## Exercise instructions
Without omitting anything, retype the data that follows.

** Start of Records **

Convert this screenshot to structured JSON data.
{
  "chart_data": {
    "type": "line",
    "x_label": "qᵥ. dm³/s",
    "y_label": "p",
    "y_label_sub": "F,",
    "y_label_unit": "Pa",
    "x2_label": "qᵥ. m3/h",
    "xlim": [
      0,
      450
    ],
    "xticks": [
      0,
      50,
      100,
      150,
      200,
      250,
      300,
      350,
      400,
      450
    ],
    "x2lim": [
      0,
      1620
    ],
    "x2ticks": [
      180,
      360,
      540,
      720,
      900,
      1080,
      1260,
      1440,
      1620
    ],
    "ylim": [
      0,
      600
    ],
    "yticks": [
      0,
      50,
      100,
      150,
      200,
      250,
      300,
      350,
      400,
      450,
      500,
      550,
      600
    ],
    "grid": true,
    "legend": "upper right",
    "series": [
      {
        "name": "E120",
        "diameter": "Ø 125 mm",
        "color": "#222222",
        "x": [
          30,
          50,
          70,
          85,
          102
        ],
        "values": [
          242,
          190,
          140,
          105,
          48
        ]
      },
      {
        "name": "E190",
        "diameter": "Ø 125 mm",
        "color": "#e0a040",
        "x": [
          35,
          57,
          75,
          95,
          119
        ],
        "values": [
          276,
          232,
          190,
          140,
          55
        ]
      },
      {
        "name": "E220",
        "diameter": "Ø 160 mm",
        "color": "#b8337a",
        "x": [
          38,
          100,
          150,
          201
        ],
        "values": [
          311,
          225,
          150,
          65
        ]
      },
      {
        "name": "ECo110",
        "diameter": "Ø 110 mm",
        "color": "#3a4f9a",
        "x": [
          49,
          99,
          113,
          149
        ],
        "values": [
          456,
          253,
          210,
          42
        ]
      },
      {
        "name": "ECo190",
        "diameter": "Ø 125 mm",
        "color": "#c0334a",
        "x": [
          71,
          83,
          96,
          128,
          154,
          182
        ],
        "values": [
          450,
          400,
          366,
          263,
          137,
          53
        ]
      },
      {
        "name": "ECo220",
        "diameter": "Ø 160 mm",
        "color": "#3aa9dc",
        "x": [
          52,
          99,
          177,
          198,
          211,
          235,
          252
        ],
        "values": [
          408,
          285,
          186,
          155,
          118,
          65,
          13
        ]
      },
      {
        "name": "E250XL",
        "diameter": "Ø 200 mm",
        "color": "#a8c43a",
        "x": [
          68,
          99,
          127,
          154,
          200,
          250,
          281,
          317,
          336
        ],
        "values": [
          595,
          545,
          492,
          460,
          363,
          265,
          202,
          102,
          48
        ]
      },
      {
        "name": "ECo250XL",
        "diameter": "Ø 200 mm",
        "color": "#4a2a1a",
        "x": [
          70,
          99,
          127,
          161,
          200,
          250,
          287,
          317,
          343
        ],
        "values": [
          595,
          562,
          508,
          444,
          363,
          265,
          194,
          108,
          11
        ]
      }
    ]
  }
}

** End of Records **

## Solution for this problem
Convert this screenshot to structured JSON data.
{
  "chart_data": {
    "type": "line",
    "x_label": "qᵥ. dm³/s",
    "y_label": "p",
    "y_label_sub": "F,",
    "y_label_unit": "Pa",
    "x2_label": "qᵥ. m3/h",
    "xlim": [
      0,
      450
    ],
    "xticks": [
      0,
      50,
      100,
      150,
      200,
      250,
      300,
      350,
      400,
      450
    ],
    "x2lim": [
      0,
      1620
    ],
    "x2ticks": [
      180,
      360,
      540,
      720,
      900,
      1080,
      1260,
      1440,
      1620
    ],
    "ylim": [
      0,
      600
    ],
    "yticks": [
      0,
      50,
      100,
      150,
      200,
      250,
      300,
      350,
      400,
      450,
      500,
      550,
      600
    ],
    "grid": true,
    "legend": "upper right",
    "series": [
      {
        "name": "E120",
        "diameter": "Ø 125 mm",
        "color": "#222222",
        "x": [
          30,
          50,
          70,
          85,
          102
        ],
        "values": [
          242,
          190,
          140,
          105,
          48
        ]
      },
      {
        "name": "E190",
        "diameter": "Ø 125 mm",
        "color": "#e0a040",
        "x": [
          35,
          57,
          75,
          95,
          119
        ],
        "values": [
          276,
          232,
          190,
          140,
          55
        ]
      },
      {
        "name": "E220",
        "diameter": "Ø 160 mm",
        "color": "#b8337a",
        "x": [
          38,
          100,
          150,
          201
        ],
        "values": [
          311,
          225,
          150,
          65
        ]
      },
      {
        "name": "ECo110",
        "diameter": "Ø 110 mm",
        "color": "#3a4f9a",
        "x": [
          49,
          99,
          113,
          149
        ],
        "values": [
          456,
          253,
          210,
          42
        ]
      },
      {
        "name": "ECo190",
        "diameter": "Ø 125 mm",
        "color": "#c0334a",
        "x": [
          71,
          83,
          96,
          128,
          154,
          182
        ],
        "values": [
          450,
          400,
          366,
          263,
          137,
          53
        ]
      },
      {
        "name": "ECo220",
        "diameter": "Ø 160 mm",
        "color": "#3aa9dc",
        "x": [
          52,
          99,
          177,
          198,
          211,
          235,
          252
        ],
        "values": [
          408,
          285,
          186,
          155,
          118,
          65,
          13
        ]
      },
      {
        "name": "E250XL",
        "diameter": "Ø 200 mm",
        "color": "#a8c43a",
        "x": [
          68,
          99,
          127,
          154,
          200,
          250,
          281,
          317,
          336
        ],
        "values": [
          595,
          545,
          492,
          460,
          363,
          265,
          202,
          102,
          48
        ]
      },
      {
        "name": "ECo250XL",
        "diameter": "Ø 200 mm",
        "color": "#4a2a1a",
        "x": [
          70,
          99,
          127,
          161,
          200,
          250,
          287,
          317,
          343
        ],
        "values": [
          595,
          562,
          508,
          444,
          363,
          265,
          194,
          108,
          11
        ]
      }
    ]
  }
}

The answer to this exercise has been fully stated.